* _DIRECTIONS FOR THIS TASK_: Tell how many lines in these records contain the string "stop", with only the number as the reply.

___ WORKING DATA ___

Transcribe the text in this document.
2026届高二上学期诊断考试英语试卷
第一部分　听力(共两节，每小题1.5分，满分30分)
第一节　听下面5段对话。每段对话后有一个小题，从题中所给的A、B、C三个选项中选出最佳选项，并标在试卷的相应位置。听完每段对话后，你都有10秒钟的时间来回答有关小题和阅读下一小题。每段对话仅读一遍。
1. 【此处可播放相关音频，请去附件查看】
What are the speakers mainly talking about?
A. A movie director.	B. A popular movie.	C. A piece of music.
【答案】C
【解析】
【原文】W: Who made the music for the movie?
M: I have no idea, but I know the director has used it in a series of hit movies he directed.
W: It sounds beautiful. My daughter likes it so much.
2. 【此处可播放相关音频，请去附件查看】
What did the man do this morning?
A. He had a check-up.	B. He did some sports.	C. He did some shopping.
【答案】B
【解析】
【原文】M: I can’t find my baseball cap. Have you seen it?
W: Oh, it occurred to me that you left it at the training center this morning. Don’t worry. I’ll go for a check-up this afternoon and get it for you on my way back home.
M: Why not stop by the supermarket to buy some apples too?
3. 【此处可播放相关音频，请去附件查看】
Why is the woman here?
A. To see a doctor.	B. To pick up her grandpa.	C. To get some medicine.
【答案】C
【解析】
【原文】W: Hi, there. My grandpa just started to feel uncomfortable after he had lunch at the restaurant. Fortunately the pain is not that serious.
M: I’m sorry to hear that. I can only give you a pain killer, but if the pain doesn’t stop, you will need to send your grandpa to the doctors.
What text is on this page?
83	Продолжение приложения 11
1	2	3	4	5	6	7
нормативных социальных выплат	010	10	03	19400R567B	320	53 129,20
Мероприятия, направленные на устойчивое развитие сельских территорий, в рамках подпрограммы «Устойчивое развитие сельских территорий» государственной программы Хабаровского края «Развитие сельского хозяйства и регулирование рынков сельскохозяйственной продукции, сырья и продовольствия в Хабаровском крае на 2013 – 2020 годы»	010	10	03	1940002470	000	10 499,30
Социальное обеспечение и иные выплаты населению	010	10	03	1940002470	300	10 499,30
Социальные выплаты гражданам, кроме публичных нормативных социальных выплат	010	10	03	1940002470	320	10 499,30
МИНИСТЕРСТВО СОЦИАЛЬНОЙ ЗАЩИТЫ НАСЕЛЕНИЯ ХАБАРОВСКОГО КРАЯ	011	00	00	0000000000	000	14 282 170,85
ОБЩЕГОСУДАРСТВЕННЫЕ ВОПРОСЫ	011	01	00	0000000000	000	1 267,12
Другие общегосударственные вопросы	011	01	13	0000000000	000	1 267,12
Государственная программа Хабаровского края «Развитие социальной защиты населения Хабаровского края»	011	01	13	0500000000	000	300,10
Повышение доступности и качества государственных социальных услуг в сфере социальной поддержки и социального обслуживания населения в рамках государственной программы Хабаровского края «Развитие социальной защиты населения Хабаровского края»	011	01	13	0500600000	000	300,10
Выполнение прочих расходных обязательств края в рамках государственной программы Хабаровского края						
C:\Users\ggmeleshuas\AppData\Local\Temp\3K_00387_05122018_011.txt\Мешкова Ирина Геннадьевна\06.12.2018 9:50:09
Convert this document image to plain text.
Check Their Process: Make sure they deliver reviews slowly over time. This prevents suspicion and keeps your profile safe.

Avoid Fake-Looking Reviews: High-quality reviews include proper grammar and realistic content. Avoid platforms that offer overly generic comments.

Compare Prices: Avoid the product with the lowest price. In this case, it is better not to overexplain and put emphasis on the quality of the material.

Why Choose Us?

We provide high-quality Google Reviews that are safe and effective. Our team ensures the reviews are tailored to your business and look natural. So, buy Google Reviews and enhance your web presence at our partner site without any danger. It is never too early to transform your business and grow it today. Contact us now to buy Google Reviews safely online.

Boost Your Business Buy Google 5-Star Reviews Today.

___

* _REPLY_: 2